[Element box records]
_ _ _ _
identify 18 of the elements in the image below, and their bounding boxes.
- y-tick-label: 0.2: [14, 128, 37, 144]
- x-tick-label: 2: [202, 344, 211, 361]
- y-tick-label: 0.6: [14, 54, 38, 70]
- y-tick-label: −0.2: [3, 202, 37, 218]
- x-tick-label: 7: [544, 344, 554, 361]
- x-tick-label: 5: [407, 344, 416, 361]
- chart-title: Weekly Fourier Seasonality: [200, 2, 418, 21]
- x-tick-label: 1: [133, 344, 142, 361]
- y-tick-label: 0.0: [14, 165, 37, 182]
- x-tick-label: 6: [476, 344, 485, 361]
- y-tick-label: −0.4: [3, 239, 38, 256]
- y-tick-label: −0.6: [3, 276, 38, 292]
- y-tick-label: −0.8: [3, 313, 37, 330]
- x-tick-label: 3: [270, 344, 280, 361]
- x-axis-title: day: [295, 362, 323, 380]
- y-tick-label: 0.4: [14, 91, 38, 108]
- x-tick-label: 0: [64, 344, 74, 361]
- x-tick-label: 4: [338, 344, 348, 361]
_ _ _ _
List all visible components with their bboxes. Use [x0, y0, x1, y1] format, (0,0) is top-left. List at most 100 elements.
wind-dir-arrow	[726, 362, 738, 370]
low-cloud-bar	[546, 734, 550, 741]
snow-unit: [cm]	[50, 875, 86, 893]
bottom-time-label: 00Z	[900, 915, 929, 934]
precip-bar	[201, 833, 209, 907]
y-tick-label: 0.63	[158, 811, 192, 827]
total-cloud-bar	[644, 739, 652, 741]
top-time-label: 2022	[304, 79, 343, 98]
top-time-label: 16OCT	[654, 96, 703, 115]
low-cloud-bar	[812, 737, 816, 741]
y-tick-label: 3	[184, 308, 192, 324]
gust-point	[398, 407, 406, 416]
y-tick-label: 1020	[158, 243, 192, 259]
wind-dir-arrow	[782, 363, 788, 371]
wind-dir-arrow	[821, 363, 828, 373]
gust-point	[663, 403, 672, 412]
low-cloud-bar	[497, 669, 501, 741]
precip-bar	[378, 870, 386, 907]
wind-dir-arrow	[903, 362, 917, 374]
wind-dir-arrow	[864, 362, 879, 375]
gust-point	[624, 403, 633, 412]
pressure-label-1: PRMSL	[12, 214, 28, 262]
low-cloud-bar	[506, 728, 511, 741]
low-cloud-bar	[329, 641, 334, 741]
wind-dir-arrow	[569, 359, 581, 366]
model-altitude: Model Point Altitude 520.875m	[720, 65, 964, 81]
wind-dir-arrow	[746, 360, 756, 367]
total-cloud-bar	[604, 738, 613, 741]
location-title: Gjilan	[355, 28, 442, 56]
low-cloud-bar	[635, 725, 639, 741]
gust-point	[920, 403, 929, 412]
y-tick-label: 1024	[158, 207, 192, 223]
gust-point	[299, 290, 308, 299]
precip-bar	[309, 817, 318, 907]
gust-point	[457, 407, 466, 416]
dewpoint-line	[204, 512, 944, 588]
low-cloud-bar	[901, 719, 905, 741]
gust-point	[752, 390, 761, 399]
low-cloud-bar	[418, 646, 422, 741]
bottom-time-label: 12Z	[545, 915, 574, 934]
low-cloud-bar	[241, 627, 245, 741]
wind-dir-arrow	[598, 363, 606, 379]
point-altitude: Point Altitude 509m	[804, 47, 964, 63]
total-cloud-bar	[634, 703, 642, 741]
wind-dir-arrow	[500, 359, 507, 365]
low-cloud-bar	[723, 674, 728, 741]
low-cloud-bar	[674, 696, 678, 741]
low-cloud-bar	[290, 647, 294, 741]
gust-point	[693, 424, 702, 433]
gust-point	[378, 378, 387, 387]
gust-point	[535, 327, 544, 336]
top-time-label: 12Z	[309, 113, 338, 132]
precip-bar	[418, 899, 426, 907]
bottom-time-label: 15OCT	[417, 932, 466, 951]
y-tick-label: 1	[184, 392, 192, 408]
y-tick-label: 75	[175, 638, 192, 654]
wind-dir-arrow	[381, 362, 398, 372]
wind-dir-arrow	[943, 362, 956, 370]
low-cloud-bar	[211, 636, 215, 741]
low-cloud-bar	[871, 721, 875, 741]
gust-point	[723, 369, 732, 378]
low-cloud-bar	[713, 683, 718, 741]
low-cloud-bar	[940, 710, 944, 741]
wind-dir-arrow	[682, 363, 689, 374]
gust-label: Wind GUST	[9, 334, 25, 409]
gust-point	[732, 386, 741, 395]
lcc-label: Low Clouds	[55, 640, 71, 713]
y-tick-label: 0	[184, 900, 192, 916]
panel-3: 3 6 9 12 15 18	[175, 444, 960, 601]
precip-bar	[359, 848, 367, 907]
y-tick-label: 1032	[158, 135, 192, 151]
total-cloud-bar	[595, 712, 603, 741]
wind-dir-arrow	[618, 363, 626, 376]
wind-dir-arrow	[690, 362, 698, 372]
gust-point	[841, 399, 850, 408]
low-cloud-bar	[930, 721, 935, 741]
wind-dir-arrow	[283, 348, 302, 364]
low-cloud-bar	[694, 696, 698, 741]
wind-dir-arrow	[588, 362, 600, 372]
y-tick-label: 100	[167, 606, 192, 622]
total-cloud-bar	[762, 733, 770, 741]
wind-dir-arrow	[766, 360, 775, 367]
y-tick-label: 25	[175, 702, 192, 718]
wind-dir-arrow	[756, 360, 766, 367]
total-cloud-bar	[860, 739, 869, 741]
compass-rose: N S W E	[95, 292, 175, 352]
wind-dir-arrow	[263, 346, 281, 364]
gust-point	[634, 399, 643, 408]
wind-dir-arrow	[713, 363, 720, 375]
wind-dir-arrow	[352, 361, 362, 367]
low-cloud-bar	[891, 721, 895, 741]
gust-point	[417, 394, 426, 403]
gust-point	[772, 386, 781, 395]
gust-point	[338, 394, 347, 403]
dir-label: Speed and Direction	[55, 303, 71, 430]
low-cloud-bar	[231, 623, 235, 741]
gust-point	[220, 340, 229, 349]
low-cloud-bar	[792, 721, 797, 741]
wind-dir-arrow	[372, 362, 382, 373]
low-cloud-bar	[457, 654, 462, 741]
_ _ _ _
=== Written request ===
Switch "gust-point" to "gust-marker" in the lines from the one with "List all visible" up to and including the one with "214, 28, 262]", leaving everything else unchanged. Give back only those lines.

=== Task result ===
List all visible components with their bboxes. Use [x0, y0, x1, y1] format, (0,0) is top-left. List at most 100 elements.
wind-dir-arrow	[726, 362, 738, 370]
low-cloud-bar	[546, 734, 550, 741]
snow-unit: [cm]	[50, 875, 86, 893]
bottom-time-label: 00Z	[900, 915, 929, 934]
precip-bar	[201, 833, 209, 907]
y-tick-label: 0.63	[158, 811, 192, 827]
total-cloud-bar	[644, 739, 652, 741]
top-time-label: 2022	[304, 79, 343, 98]
top-time-label: 16OCT	[654, 96, 703, 115]
low-cloud-bar	[812, 737, 816, 741]
y-tick-label: 3	[184, 308, 192, 324]
gust-marker	[398, 407, 406, 416]
y-tick-label: 1020	[158, 243, 192, 259]
wind-dir-arrow	[782, 363, 788, 371]
wind-dir-arrow	[821, 363, 828, 373]
gust-marker	[663, 403, 672, 412]
low-cloud-bar	[497, 669, 501, 741]
precip-bar	[378, 870, 386, 907]
wind-dir-arrow	[903, 362, 917, 374]
wind-dir-arrow	[864, 362, 879, 375]
gust-marker	[624, 403, 633, 412]
pressure-label-1: PRMSL	[12, 214, 28, 262]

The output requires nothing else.